### TEXTO FORNECIDO
Pequeníssimo manual para sobreviventes artistas sem obras

O Pequeníssimo manual para sobreviventes artistas sem obras é um texto dividido em três pequenas partes/verbetes ficcionalmente intitulado de “manual”. Pretensioso como qualquer guia, este ambiciona fazer parte de uma estética das listas elencando apenas três situações sobre a arte como reinvenção de mundo e de modos de viver – a vida de artista, nesse caso, sem obras. O desejo idílico, obsessivo ou fracassado, por uma práxis criativa que ao se deparar com uma acumulação confusa de fenômenos mal definidos, propõe a ordenação de uma lista.

Produzido a convite da revista pernambucana Outros Críticos, onde cada verbete foi publicado em momentos distintos entre os anos 2017 e 2018, nessa ordem: caminhar, juntar e dexistir, o texto é um ensaio livre que exercita e elenca alguns conceitos e autores trabalhados na tese de doutorado Utopias situadas: a construção de situações na arte contemporânea do Recife. Em 2018, o texto é publicado em O outro é uma queda (Vários Autores, Outros Críticos, 2018, p. 240), livro de comemoração dos 10 anos da mesma revista de crítica cultural.

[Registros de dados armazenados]

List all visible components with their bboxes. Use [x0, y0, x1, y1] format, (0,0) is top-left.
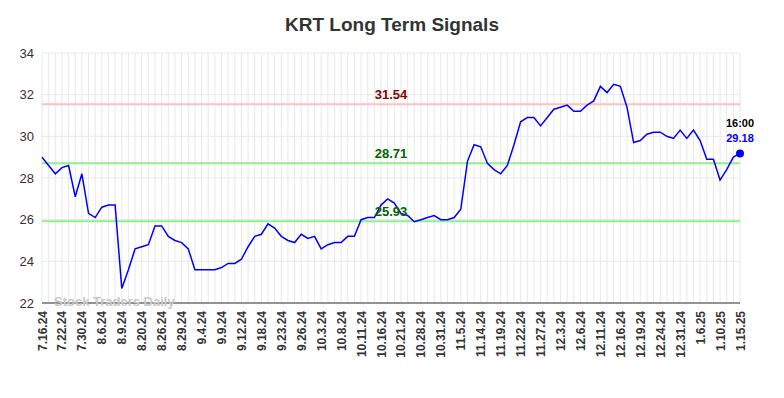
svg-text:10.11.24: 10.11.24 — [355, 311, 369, 357]
svg-text:25.93: 25.93 — [375, 204, 408, 219]
svg-text:10.21.24: 10.21.24 — [394, 311, 408, 358]
html-text:KRT Long Term Signals: KRT Long Term Signals — [285, 14, 499, 35]
svg-text:12.6.24: 12.6.24 — [574, 311, 588, 351]
svg-text:8.26.24: 8.26.24 — [155, 311, 169, 351]
svg-text:12.3.24: 12.3.24 — [554, 311, 568, 351]
svg-text:12.24.24: 12.24.24 — [654, 311, 668, 358]
svg-text:11.5.24: 11.5.24 — [454, 311, 468, 351]
svg-text:7.30.24: 7.30.24 — [75, 311, 89, 351]
svg-text:8.20.24: 8.20.24 — [135, 311, 149, 351]
svg-text:11.19.24: 11.19.24 — [494, 311, 508, 357]
svg-text:12.16.24: 12.16.24 — [614, 311, 628, 358]
svg-text:8.29.24: 8.29.24 — [175, 311, 189, 351]
svg-text:9.18.24: 9.18.24 — [255, 311, 269, 351]
svg-text:32: 32 — [20, 87, 34, 102]
svg-text:7.16.24: 7.16.24 — [36, 311, 50, 351]
svg-text:34: 34 — [20, 46, 34, 61]
svg-text:10.3.24: 10.3.24 — [315, 311, 329, 351]
svg-text:28: 28 — [20, 171, 34, 186]
html-text:Stock Traders Daily: Stock Traders Daily — [54, 294, 175, 309]
svg-text:9.9.24: 9.9.24 — [215, 311, 229, 345]
svg-text:22: 22 — [20, 296, 34, 311]
svg-text:28.71: 28.71 — [375, 146, 408, 161]
svg-text:9.12.24: 9.12.24 — [235, 311, 249, 351]
svg-text:26: 26 — [20, 212, 34, 227]
svg-text:1.6.25: 1.6.25 — [694, 311, 708, 345]
svg-text:10.31.24: 10.31.24 — [434, 311, 448, 358]
svg-text:10.16.24: 10.16.24 — [375, 311, 389, 358]
svg-text:10.28.24: 10.28.24 — [414, 311, 428, 358]
svg-text:24: 24 — [20, 254, 34, 269]
svg-text:11.22.24: 11.22.24 — [514, 311, 528, 357]
svg-text:12.11.24: 12.11.24 — [594, 311, 608, 357]
svg-text:9.23.24: 9.23.24 — [275, 311, 289, 351]
svg-text:12.19.24: 12.19.24 — [634, 311, 648, 358]
svg-text:1.10.25: 1.10.25 — [714, 311, 728, 351]
svg-text:11.14.24: 11.14.24 — [474, 311, 488, 357]
svg-text:29.18: 29.18 — [726, 132, 754, 144]
svg-text:8.9.24: 8.9.24 — [115, 311, 129, 345]
svg-text:16:00: 16:00 — [726, 117, 754, 129]
svg-text:9.4.24: 9.4.24 — [195, 311, 209, 345]
svg-text:1.15.25: 1.15.25 — [734, 311, 748, 351]
svg-text:30: 30 — [20, 129, 34, 144]
svg-text:12.31.24: 12.31.24 — [674, 311, 688, 358]
svg-text:9.26.24: 9.26.24 — [295, 311, 309, 351]
svg-text:11.27.24: 11.27.24 — [534, 311, 548, 357]
svg-text:31.54: 31.54 — [375, 87, 408, 102]
svg-text:8.6.24: 8.6.24 — [95, 311, 109, 345]
svg-text:10.8.24: 10.8.24 — [335, 311, 349, 351]
svg-text:7.22.24: 7.22.24 — [55, 311, 69, 351]
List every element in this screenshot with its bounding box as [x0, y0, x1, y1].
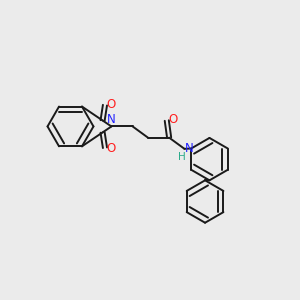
Text: O: O	[169, 112, 178, 126]
Text: O: O	[107, 98, 116, 111]
Text: N: N	[185, 142, 194, 155]
Text: O: O	[107, 142, 116, 155]
Text: H: H	[178, 152, 185, 162]
Text: N: N	[107, 112, 116, 126]
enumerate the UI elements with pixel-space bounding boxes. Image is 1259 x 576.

### INSTRUÇÕES DO EXERCÍCIO
**1.** Responda com base no texto fornecido:
(a) Em quantas partes o manual está dividido?
(b) Em que ordem os verbetes foram publicados na revista?
(c) Qual é o título do livro em que o texto foi publicado em 2018?
**2.** Transcreva o trecho do texto fornecido que vai de "Produzido a convite" até "de crítica cultural.".

### RESPOSTAS DO EXERCÍCIO
**1.**
(a) Em três partes.
(b) Caminhar, juntar e dexistir.
(c) O outro é uma queda.

**2.**
Produzido a convite da revista pernambucana Outros Críticos, onde cada verbete foi publicado em momentos distintos entre os anos 2017 e 2018, nessa ordem: caminhar, juntar e dexistir, o texto é um ensaio livre que exercita e elenca alguns conceitos e autores trabalhados na tese de doutorado Utopias situadas: a construção de situações na arte contemporânea do Recife. Em 2018, o texto é publicado em O outro é uma queda (Vários Autores, Outros Críticos, 2018, p. 240), livro de comemoração dos 10 anos da mesma revista de crítica cultural.